(Structured figure records)
>> START

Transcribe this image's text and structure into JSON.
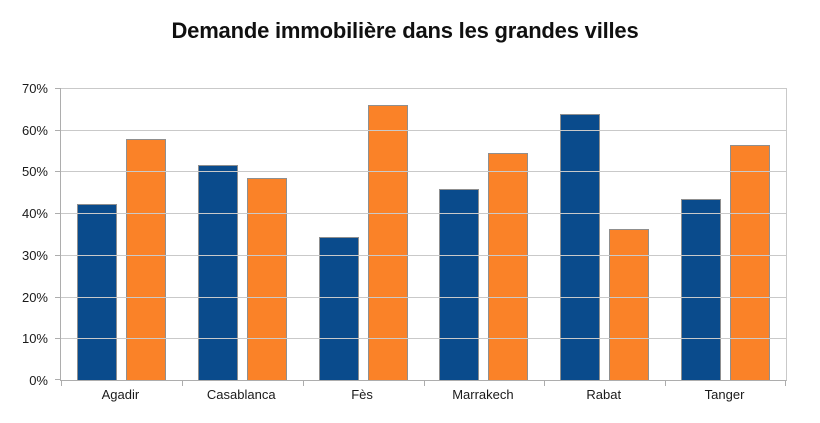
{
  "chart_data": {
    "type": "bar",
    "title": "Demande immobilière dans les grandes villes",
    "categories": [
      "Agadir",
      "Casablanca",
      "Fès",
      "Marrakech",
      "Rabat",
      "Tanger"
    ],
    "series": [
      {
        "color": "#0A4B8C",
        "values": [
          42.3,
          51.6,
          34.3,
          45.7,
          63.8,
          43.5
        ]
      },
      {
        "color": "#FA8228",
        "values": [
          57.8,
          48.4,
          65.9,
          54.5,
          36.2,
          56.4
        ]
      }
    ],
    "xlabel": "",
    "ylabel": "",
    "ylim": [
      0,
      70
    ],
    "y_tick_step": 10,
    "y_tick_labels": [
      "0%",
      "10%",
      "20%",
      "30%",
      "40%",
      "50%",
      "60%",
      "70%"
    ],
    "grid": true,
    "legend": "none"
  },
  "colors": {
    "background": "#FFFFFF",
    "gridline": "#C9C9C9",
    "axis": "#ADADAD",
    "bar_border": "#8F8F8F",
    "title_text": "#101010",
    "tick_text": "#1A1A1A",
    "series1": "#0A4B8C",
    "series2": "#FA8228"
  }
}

>> END

== Requirements ==
All of the material above should be reproduced exactly, except the pictures.

== Exercise result ==
Transcribe this image's text and structure into JSON.
{
  "chart_data": {
    "type": "bar",
    "title": "Demande immobilière dans les grandes villes",
    "categories": [
      "Agadir",
      "Casablanca",
      "Fès",
      "Marrakech",
      "Rabat",
      "Tanger"
    ],
    "series": [
      {
        "color": "#0A4B8C",
        "values": [
          42.3,
          51.6,
          34.3,
          45.7,
          63.8,
          43.5
        ]
      },
      {
        "color": "#FA8228",
        "values": [
          57.8,
          48.4,
          65.9,
          54.5,
          36.2,
          56.4
        ]
      }
    ],
    "xlabel": "",
    "ylabel": "",
    "ylim": [
      0,
      70
    ],
    "y_tick_step": 10,
    "y_tick_labels": [
      "0%",
      "10%",
      "20%",
      "30%",
      "40%",
      "50%",
      "60%",
      "70%"
    ],
    "grid": true,
    "legend": "none"
  },
  "colors": {
    "background": "#FFFFFF",
    "gridline": "#C9C9C9",
    "axis": "#ADADAD",
    "bar_border": "#8F8F8F",
    "title_text": "#101010",
    "tick_text": "#1A1A1A",
    "series1": "#0A4B8C",
    "series2": "#FA8228"
  }
}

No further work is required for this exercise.